Filter these entries, keeping only lines that hold the word "title".

--------------------------------

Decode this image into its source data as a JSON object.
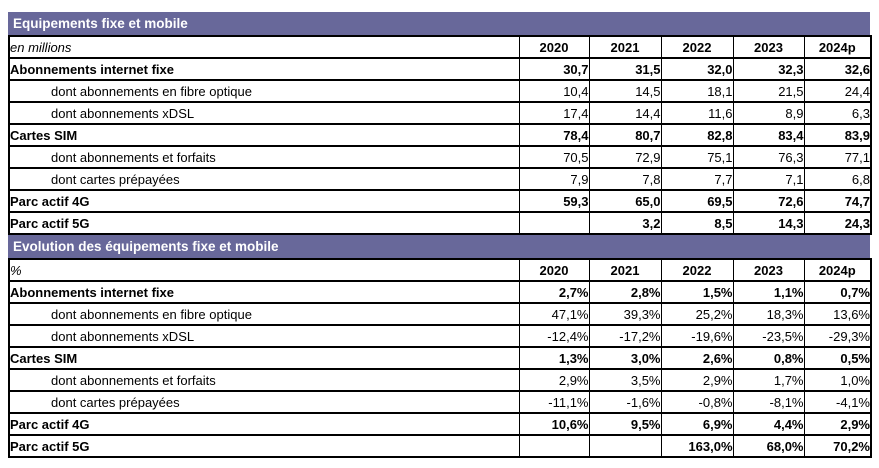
{
  "colors": {
    "header_bg": "#68689A",
    "header_text": "#FFFFFF",
    "border": "#000000",
    "text": "#000000"
  },
  "tables": [
    {
      "title": "Equipements fixe et mobile",
      "unit_label": "en millions",
      "years": [
        "2020",
        "2021",
        "2022",
        "2023",
        "2024p"
      ],
      "rows": [
        {
          "label": "Abonnements internet fixe",
          "bold": true,
          "indent": false,
          "values": [
            "30,7",
            "31,5",
            "32,0",
            "32,3",
            "32,6"
          ]
        },
        {
          "label": "dont abonnements en fibre optique",
          "bold": false,
          "indent": true,
          "values": [
            "10,4",
            "14,5",
            "18,1",
            "21,5",
            "24,4"
          ]
        },
        {
          "label": "dont abonnements xDSL",
          "bold": false,
          "indent": true,
          "values": [
            "17,4",
            "14,4",
            "11,6",
            "8,9",
            "6,3"
          ]
        },
        {
          "label": "Cartes SIM",
          "bold": true,
          "indent": false,
          "values": [
            "78,4",
            "80,7",
            "82,8",
            "83,4",
            "83,9"
          ]
        },
        {
          "label": "dont abonnements et forfaits",
          "bold": false,
          "indent": true,
          "values": [
            "70,5",
            "72,9",
            "75,1",
            "76,3",
            "77,1"
          ]
        },
        {
          "label": "dont cartes prépayées",
          "bold": false,
          "indent": true,
          "values": [
            "7,9",
            "7,8",
            "7,7",
            "7,1",
            "6,8"
          ]
        },
        {
          "label": "Parc actif 4G",
          "bold": true,
          "indent": false,
          "values": [
            "59,3",
            "65,0",
            "69,5",
            "72,6",
            "74,7"
          ]
        },
        {
          "label": "Parc actif 5G",
          "bold": true,
          "indent": false,
          "values": [
            "",
            "3,2",
            "8,5",
            "14,3",
            "24,3"
          ]
        }
      ]
    },
    {
      "title": "Evolution des équipements fixe et mobile",
      "unit_label": "%",
      "years": [
        "2020",
        "2021",
        "2022",
        "2023",
        "2024p"
      ],
      "rows": [
        {
          "label": "Abonnements internet fixe",
          "bold": true,
          "indent": false,
          "values": [
            "2,7%",
            "2,8%",
            "1,5%",
            "1,1%",
            "0,7%"
          ]
        },
        {
          "label": "dont abonnements en fibre optique",
          "bold": false,
          "indent": true,
          "values": [
            "47,1%",
            "39,3%",
            "25,2%",
            "18,3%",
            "13,6%"
          ]
        },
        {
          "label": "dont abonnements xDSL",
          "bold": false,
          "indent": true,
          "values": [
            "-12,4%",
            "-17,2%",
            "-19,6%",
            "-23,5%",
            "-29,3%"
          ]
        },
        {
          "label": "Cartes SIM",
          "bold": true,
          "indent": false,
          "values": [
            "1,3%",
            "3,0%",
            "2,6%",
            "0,8%",
            "0,5%"
          ]
        },
        {
          "label": "dont abonnements et forfaits",
          "bold": false,
          "indent": true,
          "values": [
            "2,9%",
            "3,5%",
            "2,9%",
            "1,7%",
            "1,0%"
          ]
        },
        {
          "label": "dont cartes prépayées",
          "bold": false,
          "indent": true,
          "values": [
            "-11,1%",
            "-1,6%",
            "-0,8%",
            "-8,1%",
            "-4,1%"
          ]
        },
        {
          "label": "Parc actif 4G",
          "bold": true,
          "indent": false,
          "values": [
            "10,6%",
            "9,5%",
            "6,9%",
            "4,4%",
            "2,9%"
          ]
        },
        {
          "label": "Parc actif 5G",
          "bold": true,
          "indent": false,
          "values": [
            "",
            "",
            "163,0%",
            "68,0%",
            "70,2%"
          ]
        }
      ]
    }
  ]
}
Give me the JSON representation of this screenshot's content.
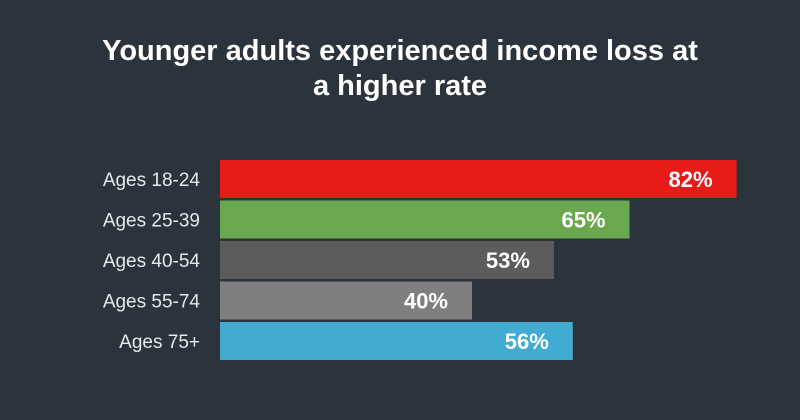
{
  "chart_data": {
    "type": "bar",
    "orientation": "horizontal",
    "title": "Younger adults experienced income loss at a higher rate",
    "categories": [
      "Ages 18-24",
      "Ages 25-39",
      "Ages 40-54",
      "Ages 55-74",
      "Ages 75+"
    ],
    "values": [
      82,
      65,
      53,
      40,
      56
    ],
    "value_labels": [
      "82%",
      "65%",
      "53%",
      "40%",
      "56%"
    ],
    "unit": "%",
    "xlim": [
      0,
      100
    ],
    "grid": false,
    "legend": "none",
    "colors": [
      "#e81b18",
      "#6aa84f",
      "#5c5c5c",
      "#7f7f7f",
      "#41abd1"
    ]
  },
  "theme": {
    "background": "#2b343d",
    "text": "#ffffff"
  }
}
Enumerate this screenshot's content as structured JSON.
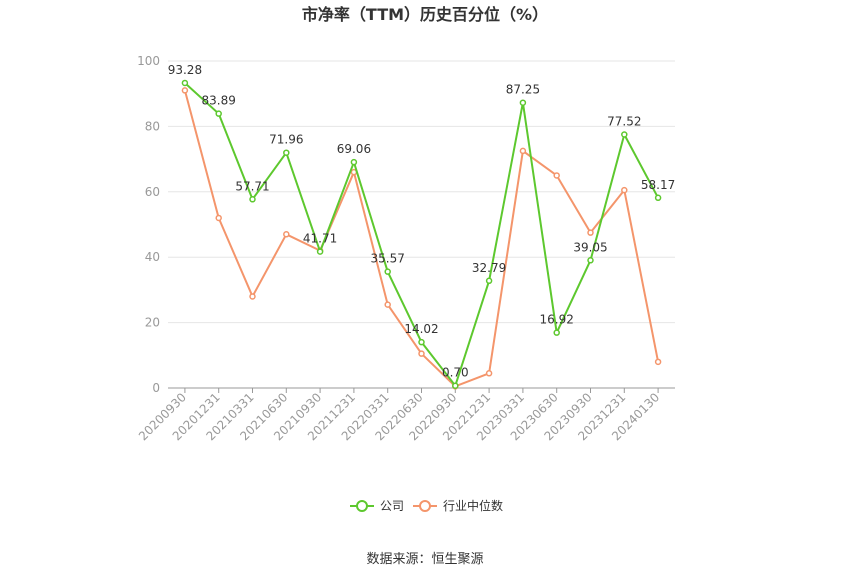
{
  "chart_data": {
    "type": "line",
    "title": "市净率（TTM）历史百分位（%）",
    "categories": [
      "20200930",
      "20201231",
      "20210331",
      "20210630",
      "20210930",
      "20211231",
      "20220331",
      "20220630",
      "20220930",
      "20221231",
      "20230331",
      "20230630",
      "20230930",
      "20231231",
      "20240130"
    ],
    "ylim": [
      0,
      100
    ],
    "yticks": [
      0,
      20,
      40,
      60,
      80,
      100
    ],
    "grid": true,
    "legend_position": "bottom",
    "series": [
      {
        "name": "公司",
        "color": "#5dc82e",
        "values": [
          93.28,
          83.89,
          57.71,
          71.96,
          41.71,
          69.06,
          35.57,
          14.02,
          0.7,
          32.79,
          87.25,
          16.92,
          39.05,
          77.52,
          58.17
        ],
        "labels": [
          "93.28",
          "83.89",
          "57.71",
          "71.96",
          "41.71",
          "69.06",
          "35.57",
          "14.02",
          "0.70",
          "32.79",
          "87.25",
          "16.92",
          "39.05",
          "77.52",
          "58.17"
        ]
      },
      {
        "name": "行业中位数",
        "color": "#f4956b",
        "values": [
          91,
          52,
          28,
          47,
          42,
          66,
          25.5,
          10.5,
          0.5,
          4.5,
          72.5,
          65,
          47.5,
          60.5,
          8
        ]
      }
    ]
  },
  "source_text": "数据来源：恒生聚源"
}
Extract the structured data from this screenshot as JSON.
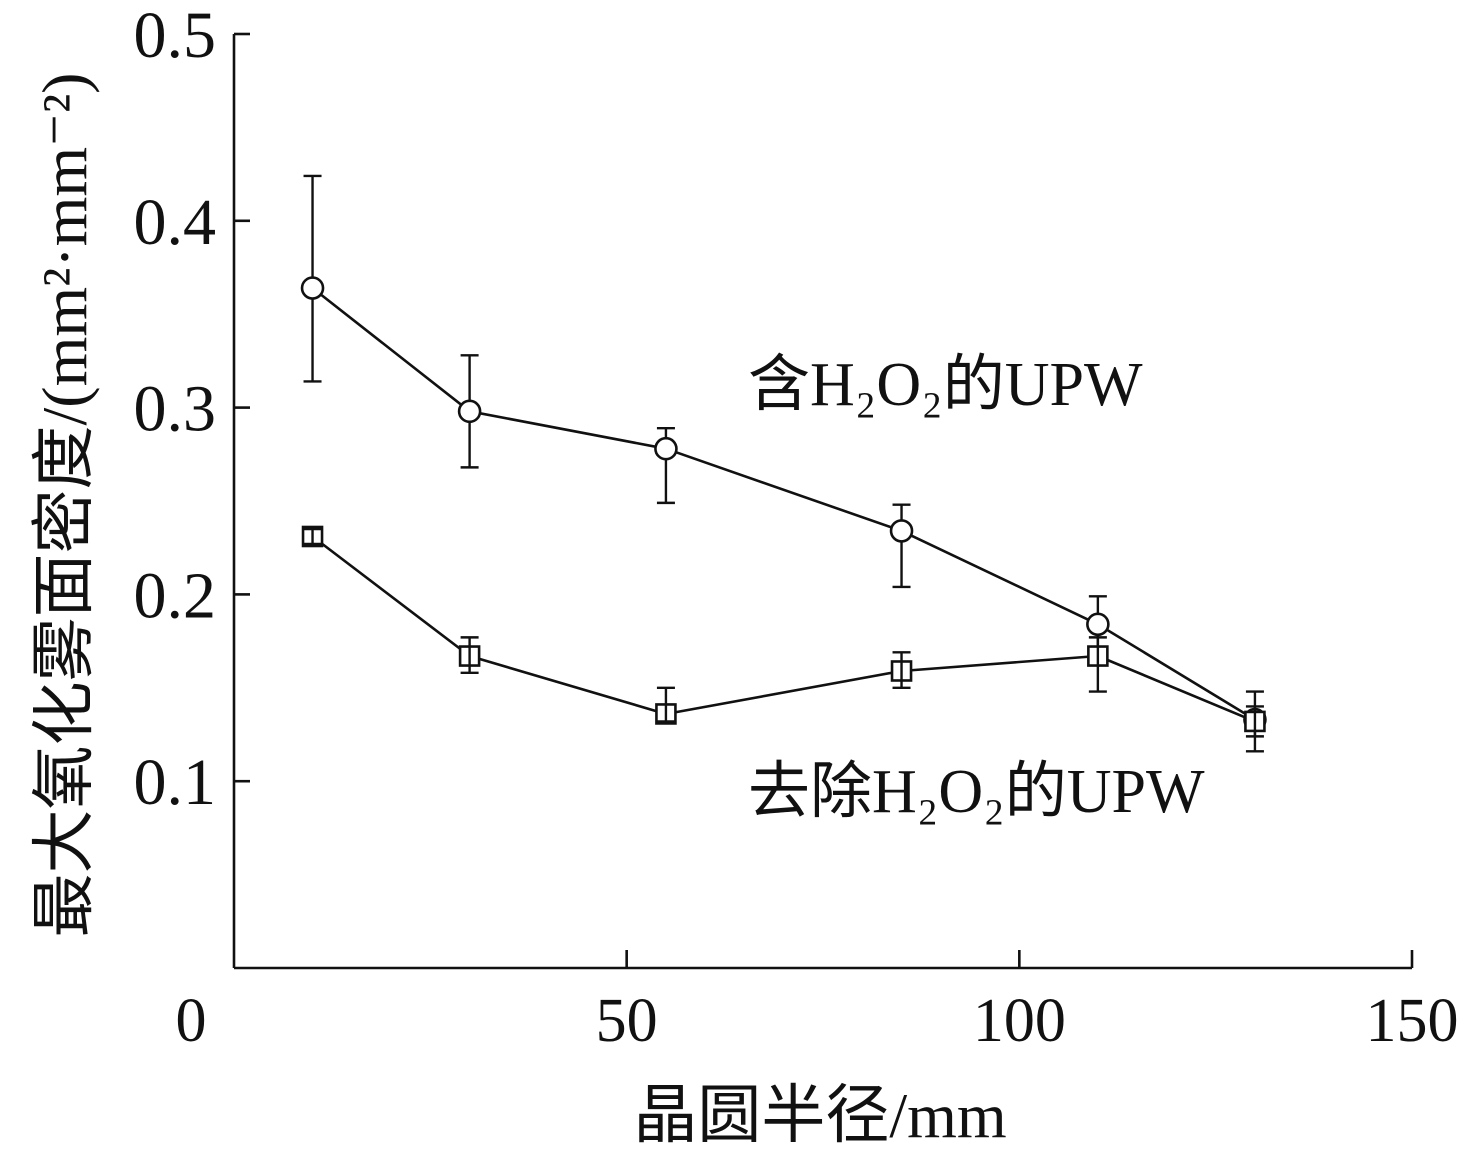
{
  "chart_data": {
    "type": "line",
    "xlabel": "晶圆半径/mm",
    "ylabel": "最大氧化雾面密度/(mm²·mm⁻²)",
    "xlim": [
      0,
      150
    ],
    "ylim": [
      0,
      0.5
    ],
    "xticks": [
      0,
      50,
      100,
      150
    ],
    "yticks": [
      0.1,
      0.2,
      0.3,
      0.4,
      0.5
    ],
    "grid": false,
    "series": [
      {
        "name": "含H₂O₂的UPW",
        "marker": "circle",
        "color": "#111111",
        "x": [
          10,
          30,
          55,
          85,
          110,
          130
        ],
        "y": [
          0.364,
          0.298,
          0.278,
          0.234,
          0.184,
          0.133
        ],
        "y_lower": [
          0.314,
          0.268,
          0.249,
          0.204,
          0.17,
          0.116
        ],
        "y_upper": [
          0.424,
          0.328,
          0.289,
          0.248,
          0.199,
          0.148
        ]
      },
      {
        "name": "去除H₂O₂的UPW",
        "marker": "square",
        "color": "#111111",
        "x": [
          10,
          30,
          55,
          85,
          110,
          130
        ],
        "y": [
          0.231,
          0.167,
          0.136,
          0.159,
          0.167,
          0.132
        ],
        "y_lower": [
          0.227,
          0.158,
          0.132,
          0.15,
          0.148,
          0.124
        ],
        "y_upper": [
          0.235,
          0.177,
          0.15,
          0.169,
          0.177,
          0.14
        ]
      }
    ]
  }
}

--------------------------------

=== Result for this task ===
      "title": "Equipements fixe et mobile",
      "title": "Evolution des équipements fixe et mobile",
    "title": "Younger adults experienced income loss at a higher rate",
    "title": "市净率（TTM）历史百分位（%）",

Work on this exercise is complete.